Saved data entries:
····················
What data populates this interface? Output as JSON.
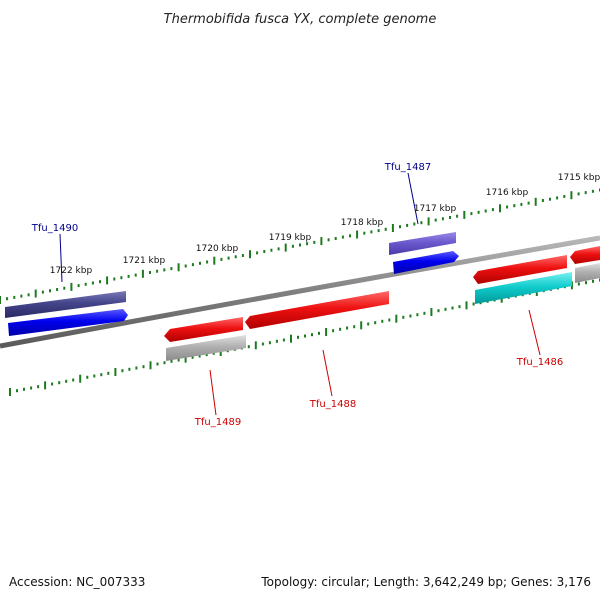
{
  "title": "Thermobifida fusca YX, complete genome",
  "footer": {
    "accession": "Accession: NC_007333",
    "summary": "Topology: circular; Length: 3,642,249 bp; Genes: 3,176"
  },
  "ruler_labels": [
    "1722 kbp",
    "1721 kbp",
    "1720 kbp",
    "1719 kbp",
    "1718 kbp",
    "1717 kbp",
    "1716 kbp",
    "1715 kbp"
  ],
  "colors": {
    "backbone": "#808080",
    "ticks": "#1f7a1f",
    "forward_gene": "#0000ee",
    "forward_gene_alt": "#44448a",
    "forward_gene_light": "#6a5acd",
    "reverse_gene": "#ee1111",
    "reverse_gene_grey": "#b0b0b0",
    "reverse_gene_cyan": "#11cccc",
    "label_blue": "#00008b",
    "label_red": "#cc0000"
  },
  "gene_labels": {
    "tfu_1490": "Tfu_1490",
    "tfu_1487": "Tfu_1487",
    "tfu_1489": "Tfu_1489",
    "tfu_1488": "Tfu_1488",
    "tfu_1486": "Tfu_1486"
  }
}
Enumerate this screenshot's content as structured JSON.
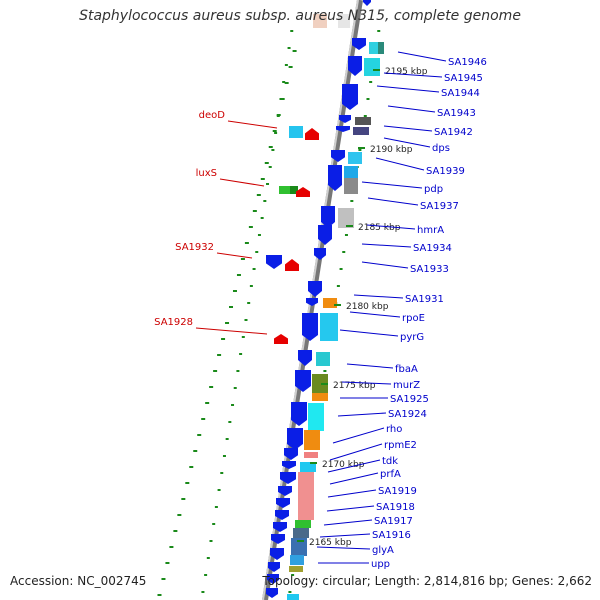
{
  "header": {
    "title": "Staphylococcus aureus subsp. aureus N315, complete genome"
  },
  "footer": {
    "accession": "Accession: NC_002745",
    "topology": "Topology: circular; Length: 2,814,816 bp; Genes: 2,662"
  },
  "colors": {
    "forward_gene": "#0a1ee6",
    "reverse_gene_highlight": "#e60000",
    "backbone": "#8a8a8a",
    "tick_green": "#1a8a1a",
    "label_blue": "#0000cc",
    "label_red": "#cc0000"
  },
  "kbp_marks": [
    "2195 kbp",
    "2190 kbp",
    "2185 kbp",
    "2180 kbp",
    "2175 kbp",
    "2170 kbp",
    "2165 kbp"
  ],
  "right_labels": [
    "SA1946",
    "SA1945",
    "SA1944",
    "SA1943",
    "SA1942",
    "dps",
    "SA1939",
    "pdp",
    "SA1937",
    "hmrA",
    "SA1934",
    "SA1933",
    "SA1931",
    "rpoE",
    "pyrG",
    "fbaA",
    "murZ",
    "SA1925",
    "SA1924",
    "rho",
    "rpmE2",
    "tdk",
    "prfA",
    "SA1919",
    "SA1918",
    "SA1917",
    "SA1916",
    "glyA",
    "upp"
  ],
  "left_labels": [
    "deoD",
    "luxS",
    "SA1932",
    "SA1928"
  ]
}
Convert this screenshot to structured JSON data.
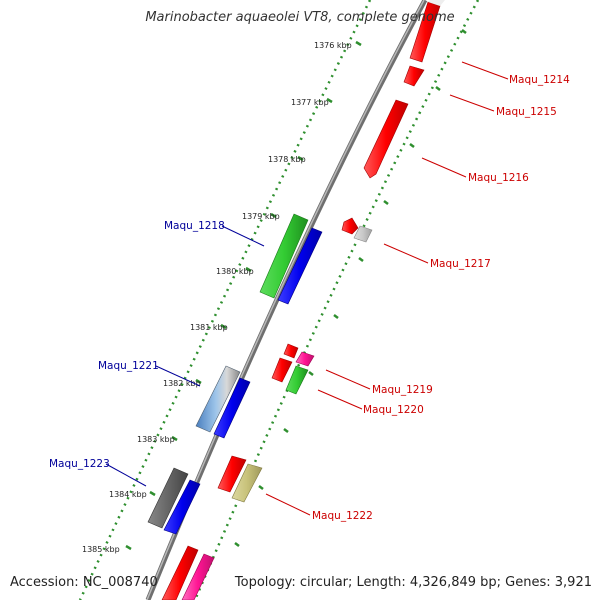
{
  "title": "Marinobacter aquaeolei VT8, complete genome",
  "footer": {
    "accession": "Accession: NC_008740",
    "topology": "Topology: circular; Length: 4,326,849 bp; Genes: 3,921"
  },
  "colors": {
    "backbone": "#8a8a8a",
    "tick_dots": "#2f8f2f",
    "forward_label": "#cc0000",
    "reverse_label": "#000099"
  },
  "ticks": [
    "1376 kbp",
    "1377 kbp",
    "1378 kbp",
    "1379 kbp",
    "1380 kbp",
    "1381 kbp",
    "1382 kbp",
    "1383 kbp",
    "1384 kbp",
    "1385 kbp"
  ],
  "gene_labels": {
    "maqu_1214": "Maqu_1214",
    "maqu_1215": "Maqu_1215",
    "maqu_1216": "Maqu_1216",
    "maqu_1217": "Maqu_1217",
    "maqu_1218": "Maqu_1218",
    "maqu_1219": "Maqu_1219",
    "maqu_1220": "Maqu_1220",
    "maqu_1221": "Maqu_1221",
    "maqu_1222": "Maqu_1222",
    "maqu_1223": "Maqu_1223"
  }
}
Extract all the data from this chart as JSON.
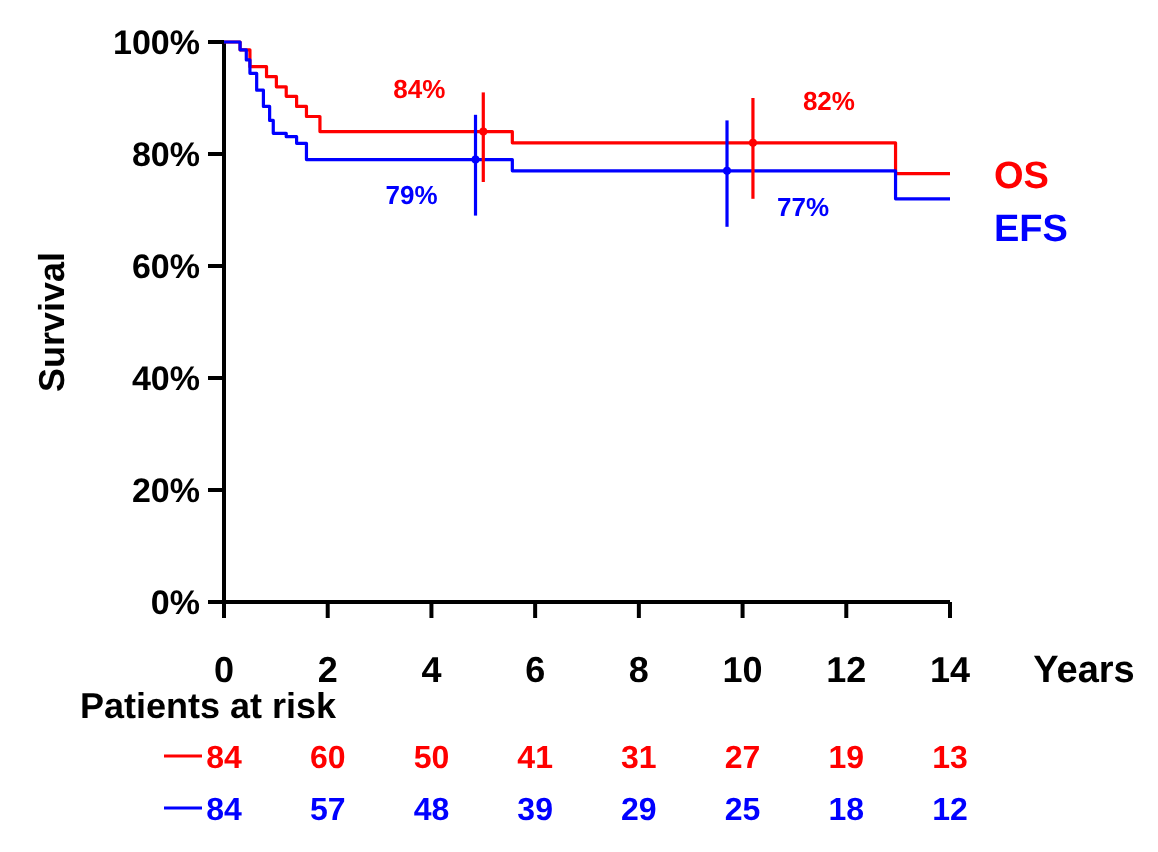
{
  "chart_data": {
    "type": "step",
    "ylabel": "Survival",
    "xlabel": "Years",
    "xlim": [
      0,
      14
    ],
    "ylim": [
      0,
      100
    ],
    "xticks": [
      0,
      2,
      4,
      6,
      8,
      10,
      12,
      14
    ],
    "yticks": [
      {
        "value": 0,
        "label": "0%"
      },
      {
        "value": 20,
        "label": "20%"
      },
      {
        "value": 40,
        "label": "40%"
      },
      {
        "value": 60,
        "label": "60%"
      },
      {
        "value": 80,
        "label": "80%"
      },
      {
        "value": 100,
        "label": "100%"
      }
    ],
    "series": [
      {
        "name": "OS",
        "color": "#ff0000",
        "x": [
          0,
          0.31,
          0.5,
          0.82,
          1.01,
          1.2,
          1.4,
          1.59,
          1.85,
          5.56,
          12.95,
          14
        ],
        "values": [
          100,
          98.6,
          95.6,
          93.8,
          92,
          90.3,
          88.5,
          86.7,
          84,
          82,
          76.5,
          76.5
        ]
      },
      {
        "name": "EFS",
        "color": "#0000ff",
        "x": [
          0,
          0.31,
          0.43,
          0.5,
          0.63,
          0.76,
          0.88,
          0.95,
          1.2,
          1.4,
          1.59,
          5.56,
          12.95,
          14
        ],
        "values": [
          100,
          98.6,
          96.8,
          94.4,
          91.4,
          88.5,
          86,
          83.7,
          83.1,
          81.9,
          79,
          77,
          72,
          72
        ]
      },
      {
        "type": "scatter",
        "color": "#ff0000",
        "x": [
          5,
          10.2
        ],
        "values": [
          84,
          82
        ],
        "errors": [
          [
            75,
            91
          ],
          [
            72,
            90
          ]
        ],
        "value_labels": [
          "84%",
          "82%"
        ]
      },
      {
        "type": "scatter",
        "color": "#0000ff",
        "x": [
          4.85,
          9.7
        ],
        "values": [
          79,
          77
        ],
        "errors": [
          [
            69,
            87
          ],
          [
            67,
            86
          ]
        ],
        "value_labels": [
          "79%",
          "77%"
        ]
      }
    ],
    "annotations": [
      "Patients at risk",
      "84",
      "60",
      "50",
      "41",
      "31",
      "27",
      "19",
      "13",
      "84",
      "57",
      "48",
      "39",
      "29",
      "25",
      "18",
      "12"
    ]
  }
}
····················
TASK PROMPT:
Please restate the entries word for word, with all pictures left out.

WRITTEN REPLY:
What data populates this interface? Output as JSON.
{
  "title": "Thermobifida fusca YX, complete genome",
  "footer": {
    "accession": "Accession: NC_007333",
    "summary": "Topology: circular; Length: 3,642,249 bp; Genes: 3,176"
  },
  "ruler_labels": [
    "1722 kbp",
    "1721 kbp",
    "1720 kbp",
    "1719 kbp",
    "1718 kbp",
    "1717 kbp",
    "1716 kbp",
    "1715 kbp"
  ],
  "colors": {
    "backbone": "#808080",
    "ticks": "#1f7a1f",
    "forward_gene": "#0000ee",
    "forward_gene_alt": "#44448a",
    "forward_gene_light": "#6a5acd",
    "reverse_gene": "#ee1111",
    "reverse_gene_grey": "#b0b0b0",
    "reverse_gene_cyan": "#11cccc",
    "label_blue": "#00008b",
    "label_red": "#cc0000"
  },
  "gene_labels": {
    "tfu_1490": "Tfu_1490",
    "tfu_1487": "Tfu_1487",
    "tfu_1489": "Tfu_1489",
    "tfu_1488": "Tfu_1488",
    "tfu_1486": "Tfu_1486"
  }
}
Enumerate this screenshot's content as structured JSON.
{
  "header": {
    "title": "Staphylococcus aureus subsp. aureus N315, complete genome"
  },
  "footer": {
    "accession": "Accession: NC_002745",
    "topology": "Topology: circular; Length: 2,814,816 bp; Genes: 2,662"
  },
  "colors": {
    "forward_gene": "#0a1ee6",
    "reverse_gene_highlight": "#e60000",
    "backbone": "#8a8a8a",
    "tick_green": "#1a8a1a",
    "label_blue": "#0000cc",
    "label_red": "#cc0000"
  },
  "kbp_marks": [
    "2195 kbp",
    "2190 kbp",
    "2185 kbp",
    "2180 kbp",
    "2175 kbp",
    "2170 kbp",
    "2165 kbp"
  ],
  "right_labels": [
    "SA1946",
    "SA1945",
    "SA1944",
    "SA1943",
    "SA1942",
    "dps",
    "SA1939",
    "pdp",
    "SA1937",
    "hmrA",
    "SA1934",
    "SA1933",
    "SA1931",
    "rpoE",
    "pyrG",
    "fbaA",
    "murZ",
    "SA1925",
    "SA1924",
    "rho",
    "rpmE2",
    "tdk",
    "prfA",
    "SA1919",
    "SA1918",
    "SA1917",
    "SA1916",
    "glyA",
    "upp"
  ],
  "left_labels": [
    "deoD",
    "luxS",
    "SA1932",
    "SA1928"
  ]
}
Convert this screenshot to structured JSON data.
{
  "title": "Marinobacter aquaeolei VT8, complete genome",
  "footer": {
    "accession": "Accession: NC_008740",
    "topology": "Topology: circular; Length: 4,326,849 bp; Genes: 3,921"
  },
  "colors": {
    "backbone": "#8a8a8a",
    "tick_dots": "#2f8f2f",
    "forward_label": "#cc0000",
    "reverse_label": "#000099"
  },
  "ticks": [
    "1376 kbp",
    "1377 kbp",
    "1378 kbp",
    "1379 kbp",
    "1380 kbp",
    "1381 kbp",
    "1382 kbp",
    "1383 kbp",
    "1384 kbp",
    "1385 kbp"
  ],
  "gene_labels": {
    "maqu_1214": "Maqu_1214",
    "maqu_1215": "Maqu_1215",
    "maqu_1216": "Maqu_1216",
    "maqu_1217": "Maqu_1217",
    "maqu_1218": "Maqu_1218",
    "maqu_1219": "Maqu_1219",
    "maqu_1220": "Maqu_1220",
    "maqu_1221": "Maqu_1221",
    "maqu_1222": "Maqu_1222",
    "maqu_1223": "Maqu_1223"
  }
}
Extract all the data from this chart as JSON.
{
  "chart_data": {
    "type": "step",
    "ylabel": "Survival",
    "xlabel": "Years",
    "xlim": [
      0,
      14
    ],
    "ylim": [
      0,
      100
    ],
    "xticks": [
      0,
      2,
      4,
      6,
      8,
      10,
      12,
      14
    ],
    "yticks": [
      {
        "value": 0,
        "label": "0%"
      },
      {
        "value": 20,
        "label": "20%"
      },
      {
        "value": 40,
        "label": "40%"
      },
      {
        "value": 60,
        "label": "60%"
      },
      {
        "value": 80,
        "label": "80%"
      },
      {
        "value": 100,
        "label": "100%"
      }
    ],
    "series": [
      {
        "name": "OS",
        "color": "#ff0000",
        "x": [
          0,
          0.31,
          0.5,
          0.82,
          1.01,
          1.2,
          1.4,
          1.59,
          1.85,
          5.56,
          12.95,
          14
        ],
        "values": [
          100,
          98.6,
          95.6,
          93.8,
          92,
          90.3,
          88.5,
          86.7,
          84,
          82,
          76.5,
          76.5
        ]
      },
      {
        "name": "EFS",
        "color": "#0000ff",
        "x": [
          0,
          0.31,
          0.43,
          0.5,
          0.63,
          0.76,
          0.88,
          0.95,
          1.2,
          1.4,
          1.59,
          5.56,
          12.95,
          14
        ],
        "values": [
          100,
          98.6,
          96.8,
          94.4,
          91.4,
          88.5,
          86,
          83.7,
          83.1,
          81.9,
          79,
          77,
          72,
          72
        ]
      },
      {
        "type": "scatter",
        "color": "#ff0000",
        "x": [
          5,
          10.2
        ],
        "values": [
          84,
          82
        ],
        "errors": [
          [
            75,
            91
          ],
          [
            72,
            90
          ]
        ],
        "value_labels": [
          "84%",
          "82%"
        ]
      },
      {
        "type": "scatter",
        "color": "#0000ff",
        "x": [
          4.85,
          9.7
        ],
        "values": [
          79,
          77
        ],
        "errors": [
          [
            69,
            87
          ],
          [
            67,
            86
          ]
        ],
        "value_labels": [
          "79%",
          "77%"
        ]
      }
    ],
    "annotations": [
      "Patients at risk",
      "84",
      "60",
      "50",
      "41",
      "31",
      "27",
      "19",
      "13",
      "84",
      "57",
      "48",
      "39",
      "29",
      "25",
      "18",
      "12"
    ]
  }
}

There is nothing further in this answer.